*Source passage*:
'''
A model formula specifying the time-to-event outcome on the LHS (typically Event(time, status) or survival::Surv(time, status)) and, optionally, a stratification variable on the RHS. Unlike cifplot(), this function does not accept a fitted survfit object.

data

A data frame containing variables in the formula.

weights

Optional name of the weight variable in data. Weights must be nonnegative.

n.risk.type

Character string; one of "weighted", "unweighted", or "ess". Controls which risk set size is returned in $n.risk without affecting estimates or SEs (default "weighted").

subset.condition

Optional character string giving a logical condition to subset data (default NULL).

na.action

A function specifying the action to take on missing values (default na.omit).

outcome.type

Character string specifying the type of time-to-event outcome. One of "survival" (Kaplan-Meier) or "competing-risk" (Aalen-Johansen). If NULL (default), the function automatically infers the outcome type from the data: if the event variable has more than two unique levels, "competing-risk" is assumed; otherwise, "survival" is used. You can also use abbreviations such as "S" or "C". Mixed or ambiguous inputs (e.g., c("S", "C")) trigger automatic detection based on the event coding.

time.point

Optional single time point at which a one-sided normal approximation test is performed when null.hypothesis is specified.

null.hypothesis

Optional null value for the survival probability or cumulative incidence at time.point. For outcome.type = "survival", the one-sided alternative is that the observed survival probability is higher than the null value. For outcome.type = "competing-risk", the one-sided alternative is that the observed CIF for code.event1 is lower than the null value. A scalar value is recycled across strata. A named numeric vector can be used to specify stratum-specific null values.

code.event1

Integer code of the event of interest (default 1).

code.event2

Integer code of the competing risk (default 2).

code.censoring

Integer code of censoring (default 0).
'''
Stored data entries:
'''
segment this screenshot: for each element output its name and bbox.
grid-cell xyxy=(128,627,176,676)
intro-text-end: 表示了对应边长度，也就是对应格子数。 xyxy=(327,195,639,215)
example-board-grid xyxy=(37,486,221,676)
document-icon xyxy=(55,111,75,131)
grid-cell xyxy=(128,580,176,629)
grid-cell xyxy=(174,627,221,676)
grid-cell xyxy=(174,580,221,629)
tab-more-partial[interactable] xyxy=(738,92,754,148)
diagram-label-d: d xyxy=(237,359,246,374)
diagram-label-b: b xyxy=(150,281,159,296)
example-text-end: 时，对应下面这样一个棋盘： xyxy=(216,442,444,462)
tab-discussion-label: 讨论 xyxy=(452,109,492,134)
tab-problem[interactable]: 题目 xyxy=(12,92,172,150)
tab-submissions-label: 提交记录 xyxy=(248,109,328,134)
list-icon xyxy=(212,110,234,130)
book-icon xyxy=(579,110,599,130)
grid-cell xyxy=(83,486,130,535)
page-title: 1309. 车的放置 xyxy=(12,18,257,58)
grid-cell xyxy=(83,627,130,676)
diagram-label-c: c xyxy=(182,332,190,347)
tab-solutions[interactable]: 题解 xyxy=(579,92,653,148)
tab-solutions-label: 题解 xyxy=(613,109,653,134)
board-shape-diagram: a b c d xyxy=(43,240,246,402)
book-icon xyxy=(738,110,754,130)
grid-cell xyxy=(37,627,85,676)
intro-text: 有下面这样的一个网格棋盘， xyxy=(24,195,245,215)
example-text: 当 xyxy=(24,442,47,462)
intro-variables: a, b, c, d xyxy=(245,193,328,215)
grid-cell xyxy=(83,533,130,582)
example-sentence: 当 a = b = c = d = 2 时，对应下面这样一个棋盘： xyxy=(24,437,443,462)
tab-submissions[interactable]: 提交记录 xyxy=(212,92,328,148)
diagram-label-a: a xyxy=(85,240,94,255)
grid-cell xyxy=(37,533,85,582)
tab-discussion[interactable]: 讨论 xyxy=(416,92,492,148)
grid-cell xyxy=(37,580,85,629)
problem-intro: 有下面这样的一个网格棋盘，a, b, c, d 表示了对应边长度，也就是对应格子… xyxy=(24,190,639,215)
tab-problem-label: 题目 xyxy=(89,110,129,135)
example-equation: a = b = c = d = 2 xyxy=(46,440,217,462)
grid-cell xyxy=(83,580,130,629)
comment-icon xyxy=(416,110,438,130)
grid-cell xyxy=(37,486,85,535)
'''
*Exercises*:
(1) In the argument documentation, which outcome type is assumed when outcome.type is NULL and the event variable has more than two unique levels?
(2) List every argument that the argument documentation describes as an integer code.
None of these lines are needed here.

*Task answers*:
(1) "competing-risk"

(2) code.event1, code.event2, code.censoring